[Saved data entries]

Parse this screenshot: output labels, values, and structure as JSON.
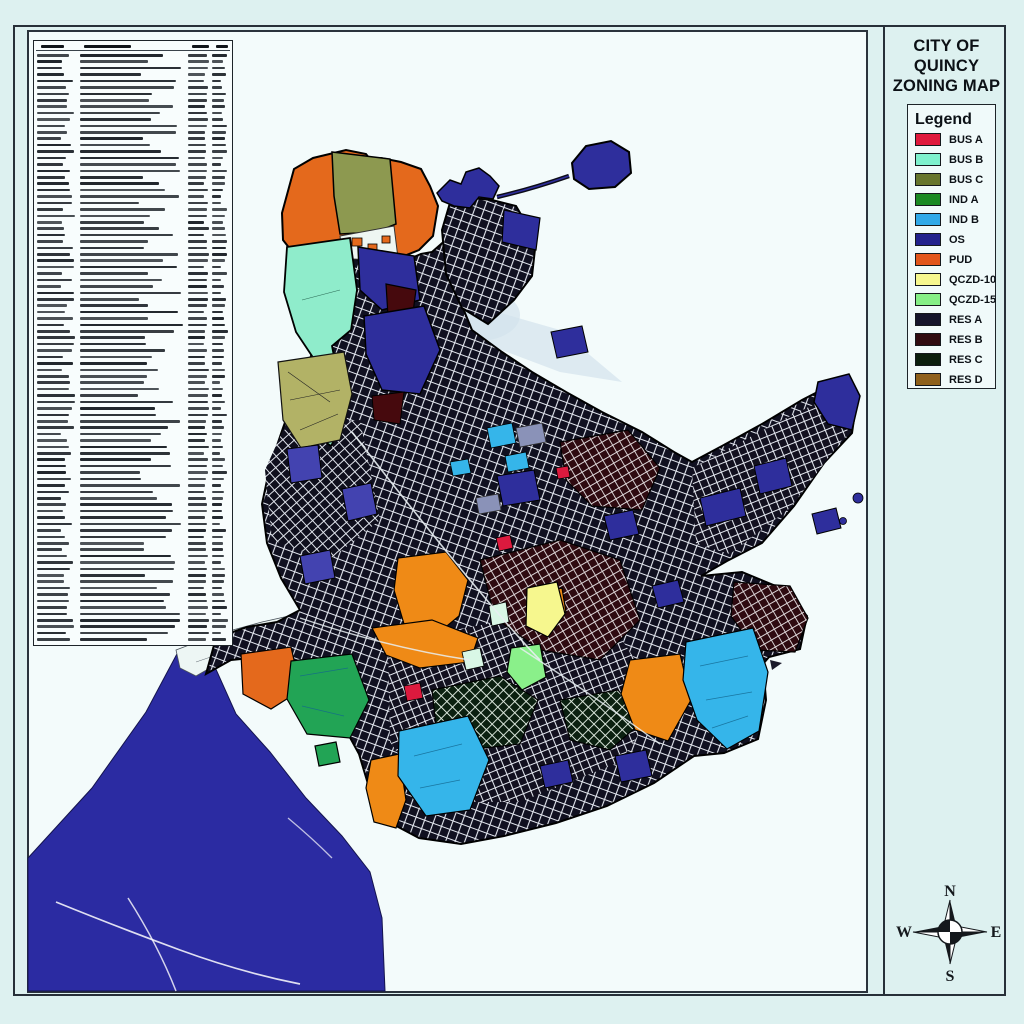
{
  "title_block": {
    "line1": "CITY OF QUINCY",
    "line2": "ZONING MAP"
  },
  "legend": {
    "title": "Legend",
    "items": [
      {
        "label": "BUS A",
        "color": "#df1a3d"
      },
      {
        "label": "BUS B",
        "color": "#7ef1cd"
      },
      {
        "label": "BUS C",
        "color": "#67762d"
      },
      {
        "label": "IND A",
        "color": "#1a8a22"
      },
      {
        "label": "IND B",
        "color": "#30a9e8"
      },
      {
        "label": "OS",
        "color": "#22228c"
      },
      {
        "label": "PUD",
        "color": "#e2561b"
      },
      {
        "label": "QCZD-10",
        "color": "#f6f78e"
      },
      {
        "label": "QCZD-15",
        "color": "#86ef86"
      },
      {
        "label": "RES A",
        "color": "#15152b"
      },
      {
        "label": "RES B",
        "color": "#300c11"
      },
      {
        "label": "RES C",
        "color": "#0b1f0d"
      },
      {
        "label": "RES D",
        "color": "#8f611c"
      }
    ]
  },
  "compass": {
    "north": "N",
    "south": "S",
    "east": "E",
    "west": "W"
  },
  "amendments_table": {
    "legible": false,
    "row_count": 92,
    "column_count": 4
  },
  "map": {
    "water_color": "#2b2ba2",
    "land_texture_base": "#101020",
    "street_color": "#e3e7ef",
    "background": "#f3fbfb"
  }
}
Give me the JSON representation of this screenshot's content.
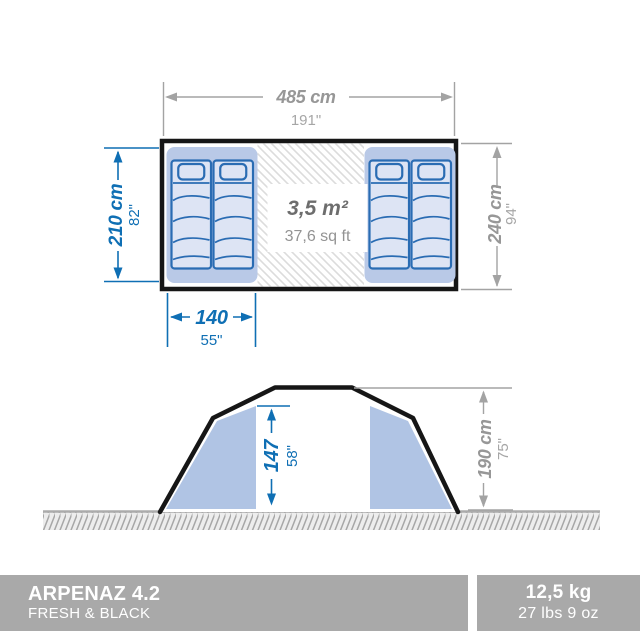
{
  "product": {
    "name": "ARPENAZ 4.2",
    "variant": "FRESH & BLACK",
    "weight_metric": "12,5 kg",
    "weight_imperial": "27 lbs 9 oz"
  },
  "floor_plan": {
    "width_metric": "485 cm",
    "width_imperial": "191\"",
    "depth_metric": "240 cm",
    "depth_imperial": "94\"",
    "cabin_length_metric": "210 cm",
    "cabin_length_imperial": "82\"",
    "cabin_width_metric": "140",
    "cabin_width_imperial": "55\"",
    "living_area_metric": "3,5 m²",
    "living_area_imperial": "37,6 sq ft"
  },
  "elevation": {
    "interior_height_metric": "147",
    "interior_height_imperial": "58\"",
    "total_height_metric": "190 cm",
    "total_height_imperial": "75\""
  },
  "colors": {
    "dimension_blue": "#0f6fb4",
    "dimension_gray": "#9e9e9e",
    "pad_blue": "#b9c9e7",
    "mattress_fill": "#dde4f4",
    "mattress_stroke": "#2a6cb3",
    "tent_outline_black": "#161616",
    "bar_gray": "#a9a9a9"
  }
}
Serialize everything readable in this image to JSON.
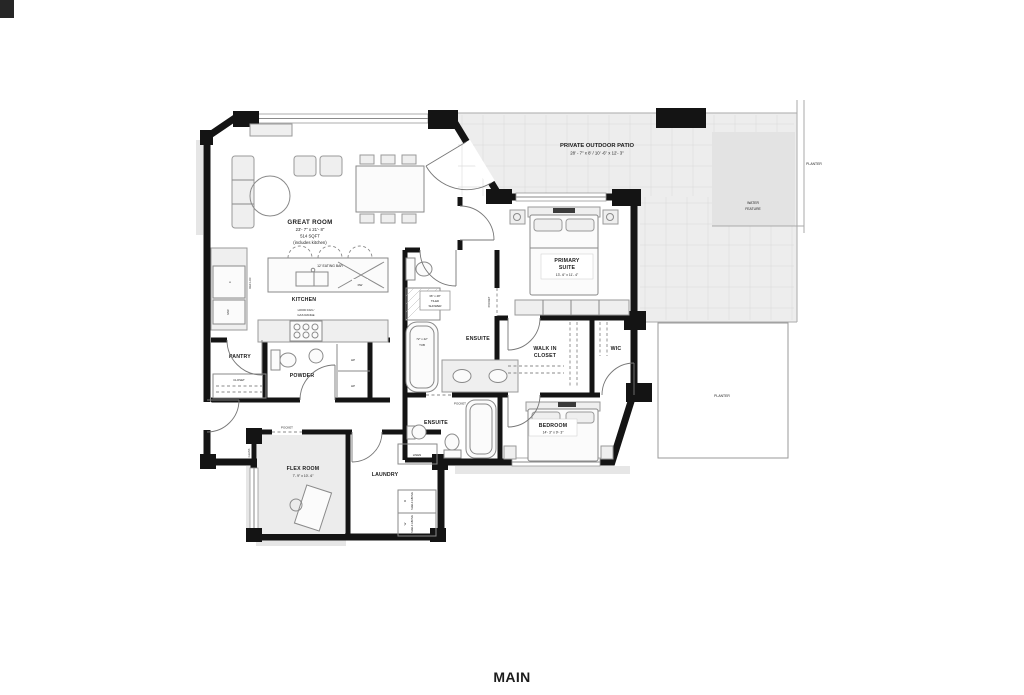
{
  "footer": {
    "label": "MAIN"
  },
  "outdoor": {
    "patio_title": "PRIVATE OUTDOOR PATIO",
    "patio_dims": "28' - 7\" x 8' / 10' -6\" x 12'- 3\"",
    "planter_upper": "PLANTER",
    "planter_lower": "PLANTER",
    "water_feature": [
      "WATER",
      "FEATURE"
    ]
  },
  "great_room": {
    "name": "GREAT ROOM",
    "dims": "23'- 7\" x 21'- 8\"",
    "area": "514 SQFT",
    "note": "(includes kitchen)"
  },
  "kitchen": {
    "name": "KITCHEN",
    "eating_bar": "12' EATING BAR",
    "hood1": "HOOD FAN /",
    "hood2": "GAS RANGE",
    "dw": "DW",
    "fridge": "F",
    "ref_loc": "REF LOC",
    "microwave": "MW"
  },
  "utility": {
    "pantry": "PANTRY",
    "closet": "CLOSET",
    "powder": "POWDER",
    "hp_upper": "HP",
    "hp_lower": "HP",
    "linen": "LINEN",
    "laundry": "LAUNDRY",
    "washer": "W",
    "dryer": "D",
    "shelf_above_w": "SHELF ABOVE",
    "shelf_above_d": "SHELF ABOVE"
  },
  "flex_room": {
    "name": "FLEX ROOM",
    "dims": "7'- 9\" x 10'- 6\"",
    "pocket": "POCKET",
    "glass": "GLASS"
  },
  "ensuite_main": {
    "name": "ENSUITE",
    "shower1": "36\" x 48\"",
    "shower2": "TILED",
    "shower3": "SHOWER",
    "tub1": "72\" x 42\"",
    "tub2": "TUB",
    "pocket": "POCKET"
  },
  "primary_suite": {
    "name1": "PRIMARY",
    "name2": "SUITE",
    "dims": "13'- 6\" x 11'- 4\""
  },
  "closets": {
    "walk_in1": "WALK IN",
    "walk_in2": "CLOSET",
    "wic": "WIC"
  },
  "ensuite_second": {
    "name": "ENSUITE",
    "pocket": "POCKET"
  },
  "bedroom": {
    "name": "BEDROOM",
    "dims": "14'- 3\" x 9'- 3\""
  }
}
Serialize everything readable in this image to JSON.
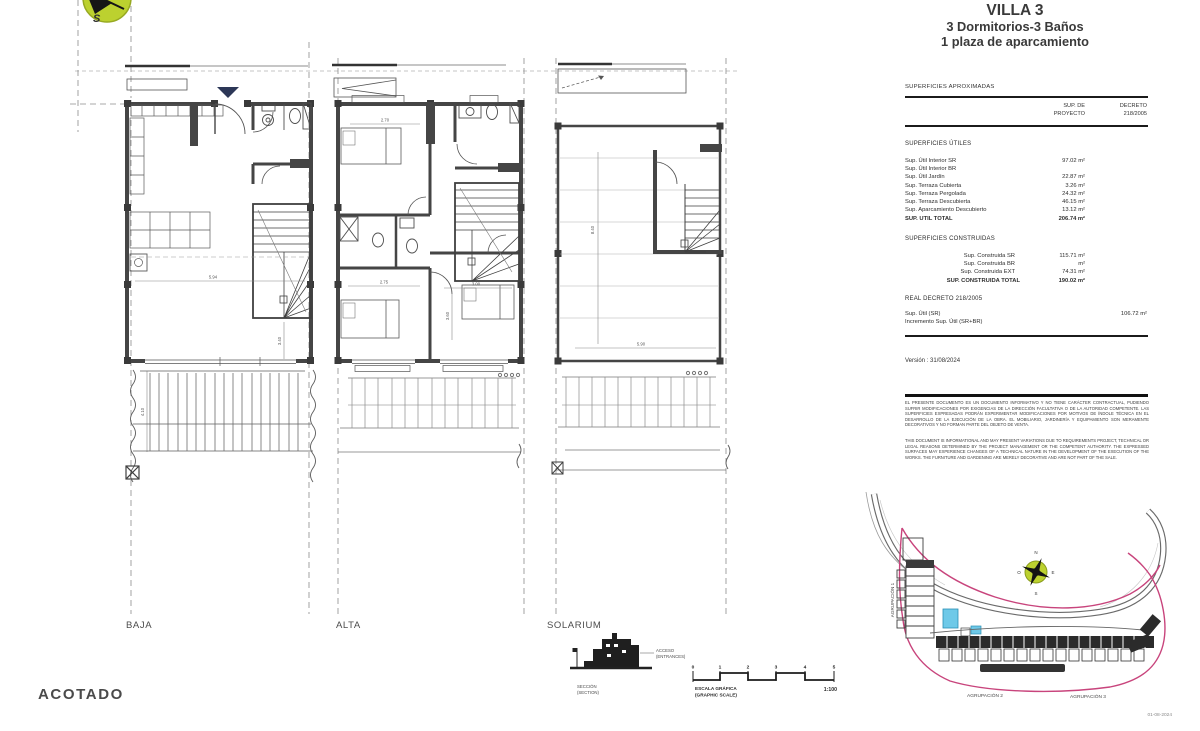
{
  "title": {
    "villa": "VILLA 3",
    "line2": "3 Dormitorios-3 Baños",
    "line3": "1 plaza de aparcamiento"
  },
  "table": {
    "caption": "SUPERFICIES APROXIMADAS",
    "col_project_l1": "SUP. DE",
    "col_project_l2": "PROYECTO",
    "col_decreto_l1": "DECRETO",
    "col_decreto_l2": "218/2005",
    "utiles_title": "SUPERFICIES ÚTILES",
    "utiles_rows": [
      {
        "label": "Sup. Útil Interior SR",
        "value": "97.02 m²"
      },
      {
        "label": "Sup. Útil Interior BR",
        "value": ""
      },
      {
        "label": "Sup. Útil Jardín",
        "value": "22.87 m²"
      },
      {
        "label": "Sup. Terraza Cubierta",
        "value": "3.26 m²"
      },
      {
        "label": "Sup. Terraza Pergolada",
        "value": "24.32 m²"
      },
      {
        "label": "Sup. Terraza Descubierta",
        "value": "46.15 m²"
      },
      {
        "label": "Sup. Aparcamiento Descubierto",
        "value": "13.12 m²"
      }
    ],
    "utiles_total": {
      "label": "SUP. UTIL TOTAL",
      "value": "206.74 m²"
    },
    "construidas_title": "SUPERFICIES CONSTRUIDAS",
    "construidas_rows": [
      {
        "label": "Sup. Construida SR",
        "value": "115.71 m²"
      },
      {
        "label": "Sup. Construida BR",
        "value": "m²"
      },
      {
        "label": "Sup. Construida EXT",
        "value": "74.31 m²"
      }
    ],
    "construidas_total": {
      "label": "SUP. CONSTRUIDA TOTAL",
      "value": "190.02 m²"
    },
    "decreto_title": "REAL DECRETO 218/2005",
    "decreto_rows": [
      {
        "label": "Sup. Útil (SR)",
        "value": "106.72 m²"
      },
      {
        "label": "Incremento Sup. Útil (SR+BR)",
        "value": ""
      }
    ],
    "version": "Versión : 31/08/2024"
  },
  "disclaimer": {
    "es": "EL PRESENTE DOCUMENTO ES UN DOCUMENTO INFORMATIVO Y NO TIENE CARÁCTER CONTRACTUAL, PUDIENDO SUFRIR MODIFICACIONES POR EXIGENCIAS DE LA DIRECCIÓN FACULTATIVA O DE LA AUTORIDAD COMPETENTE. LAS SUPERFICIES EXPRESADAS PODRÁN EXPERIMENTAR MODIFICACIONES POR MOTIVOS DE ÍNDOLE TÉCNICA EN EL DESARROLLO DE LA EJECUCIÓN DE LA OBRA. EL MOBILIARIO, JARDINERÍA Y EQUIPAMIENTO SON MERAMENTE DECORATIVOS Y NO FORMAN PARTE DEL OBJETO DE VENTA.",
    "en": "THIS DOCUMENT IS INFORMATIONAL AND MAY PRESENT VARIATIONS DUE TO REQUIREMENTS PROJECT, TECHNICAL OR LEGAL REASONS DETERMINED BY THE PROJECT MANAGEMENT OR THE COMPETENT AUTHORITY. THE EXPRESSED SURFACES MAY EXPERIENCE CHANGES OF A TECHNICAL NATURE IN THE DEVELOPMENT OF THE EXECUTION OF THE WORKS. THE FURNITURE AND GARDENING ARE MERELY DECORATIVE AND ARE NOT PART OF THE SALE."
  },
  "plans": {
    "drawing_title": "ACOTADO",
    "baja": {
      "label": "BAJA",
      "dims": [
        "5.94",
        "3.40",
        "4.10"
      ]
    },
    "alta": {
      "label": "ALTA",
      "dims": [
        "2.70",
        "2.75",
        "3.00",
        "3.60"
      ]
    },
    "solarium": {
      "label": "SOLARIUM",
      "dims": [
        "8.40",
        "5.90"
      ]
    }
  },
  "section": {
    "label_es": "SECCIÓN",
    "label_en": "(SECTION)",
    "access_es": "ACCESO",
    "access_en": "(ENTRANCES)"
  },
  "scalebar": {
    "ticks": [
      "0",
      "1",
      "2",
      "3",
      "4",
      "5"
    ],
    "label_es": "ESCALA GRÁFICA",
    "label_en": "(GRAPHIC SCALE)",
    "ratio": "1:100"
  },
  "siteplan": {
    "agrupacion1": "AGRUPACIÓN 1",
    "agrupacion2": "AGRUPACIÓN 2",
    "agrupacion3": "AGRUPACIÓN 3",
    "date": "01-08-2024",
    "compass": {
      "n": "N",
      "s": "S",
      "e": "E",
      "o": "O"
    }
  },
  "compass_main": {
    "s": "S"
  },
  "colors": {
    "accent_pink": "#c8447c",
    "compass_green": "#bcd12f",
    "highlight_cyan": "#6ec9e8",
    "entrance_navy": "#2c3757",
    "wall_gray": "#454545"
  }
}
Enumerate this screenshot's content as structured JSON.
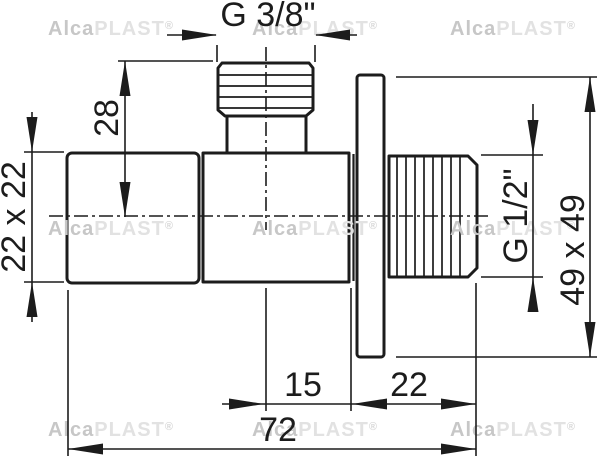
{
  "dimensions": {
    "inlet_thread": "G 3/8\"",
    "inlet_height": "28",
    "handle_section": "22 x 22",
    "outlet_thread": "G 1/2\"",
    "plate_section": "49 x 49",
    "axis_to_plate": "15",
    "plate_to_outlet_end": "22",
    "overall_length": "72"
  },
  "watermark": {
    "bold": "Alca",
    "light": "PLAST",
    "mark": "®"
  },
  "colors": {
    "line": "#1c1c1c",
    "background": "#ffffff",
    "watermark_bold": "#c7c7c7",
    "watermark_light": "#e2e2e2"
  }
}
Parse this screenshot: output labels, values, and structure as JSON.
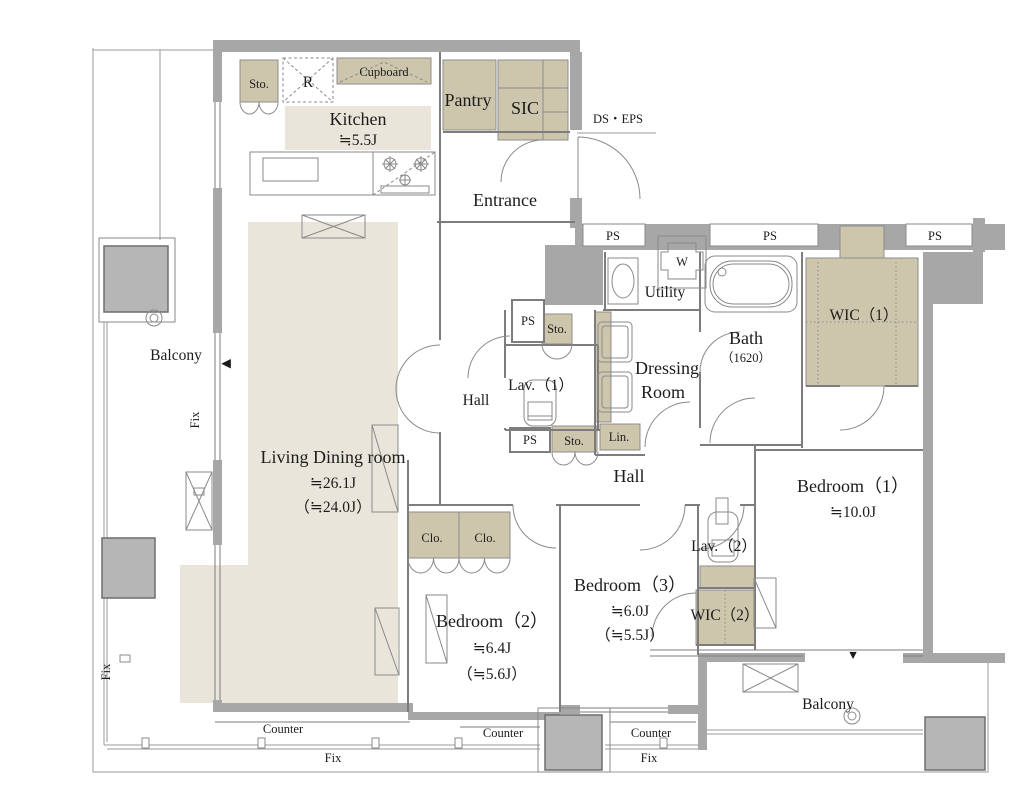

**Written instruction:** Scan the material above for the string "background" and return the lines that hold it.

**Answer to the task:**
    "background": "#f3fbfb"
    "background": "#ffffff",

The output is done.